▶ [PROBLEM DESCRIPTION] Copy these lines exactly and nothing else: from the line holding "Read all visible content and emit it as JSON." to the line holding "Parse this screenshot: output", both lines included.

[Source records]
"""

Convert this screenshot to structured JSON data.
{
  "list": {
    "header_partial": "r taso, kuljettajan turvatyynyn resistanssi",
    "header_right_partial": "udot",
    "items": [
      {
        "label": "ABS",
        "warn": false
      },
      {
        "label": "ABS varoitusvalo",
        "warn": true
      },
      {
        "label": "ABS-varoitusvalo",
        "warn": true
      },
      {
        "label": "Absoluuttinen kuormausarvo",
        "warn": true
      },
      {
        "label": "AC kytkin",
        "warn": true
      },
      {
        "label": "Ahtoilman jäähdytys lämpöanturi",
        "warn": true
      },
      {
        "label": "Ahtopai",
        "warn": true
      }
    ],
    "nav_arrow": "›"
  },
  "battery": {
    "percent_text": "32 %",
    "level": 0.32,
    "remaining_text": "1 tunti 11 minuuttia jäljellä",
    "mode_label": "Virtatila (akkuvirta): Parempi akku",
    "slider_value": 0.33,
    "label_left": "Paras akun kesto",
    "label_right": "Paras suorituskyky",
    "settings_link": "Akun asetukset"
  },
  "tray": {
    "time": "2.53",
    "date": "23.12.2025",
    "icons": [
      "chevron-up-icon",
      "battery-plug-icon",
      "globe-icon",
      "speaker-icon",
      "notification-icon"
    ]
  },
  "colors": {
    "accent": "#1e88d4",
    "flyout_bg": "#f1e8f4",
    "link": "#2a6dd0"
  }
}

"""
"""

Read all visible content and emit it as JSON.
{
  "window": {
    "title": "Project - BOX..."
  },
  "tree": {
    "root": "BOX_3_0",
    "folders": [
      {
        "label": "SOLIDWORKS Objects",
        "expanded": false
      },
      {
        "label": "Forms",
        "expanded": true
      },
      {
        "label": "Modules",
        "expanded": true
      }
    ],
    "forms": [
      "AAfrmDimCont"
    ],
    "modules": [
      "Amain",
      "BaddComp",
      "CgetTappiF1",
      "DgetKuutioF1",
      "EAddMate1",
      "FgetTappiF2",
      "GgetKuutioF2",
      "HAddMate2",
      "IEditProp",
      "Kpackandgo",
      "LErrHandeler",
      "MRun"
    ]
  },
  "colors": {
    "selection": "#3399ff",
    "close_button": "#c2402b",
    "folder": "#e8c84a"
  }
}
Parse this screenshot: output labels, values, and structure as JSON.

"""

▶ [CORRECT ANSWER]
Read all visible content and emit it as JSON.
{
  "window": {
    "title": "Project - BOX..."
  },
  "tree": {
    "root": "BOX_3_0",
    "folders": [
      {
        "label": "SOLIDWORKS Objects",
        "expanded": false
      },
      {
        "label": "Forms",
        "expanded": true
      },
      {
        "label": "Modules",
        "expanded": true
      }
    ],
    "forms": [
      "AAfrmDimCont"
    ],
    "modules": [
      "Amain",
      "BaddComp",
      "CgetTappiF1",
      "DgetKuutioF1",
      "EAddMate1",
      "FgetTappiF2",
      "GgetKuutioF2",
      "HAddMate2",
      "IEditProp",
      "Kpackandgo",
      "LErrHandeler",
      "MRun"
    ]
  },
  "colors": {
    "selection": "#3399ff",
    "close_button": "#c2402b",
    "folder": "#e8c84a"
  }
}
Parse this screenshot: output labels, values, and structure as JSON.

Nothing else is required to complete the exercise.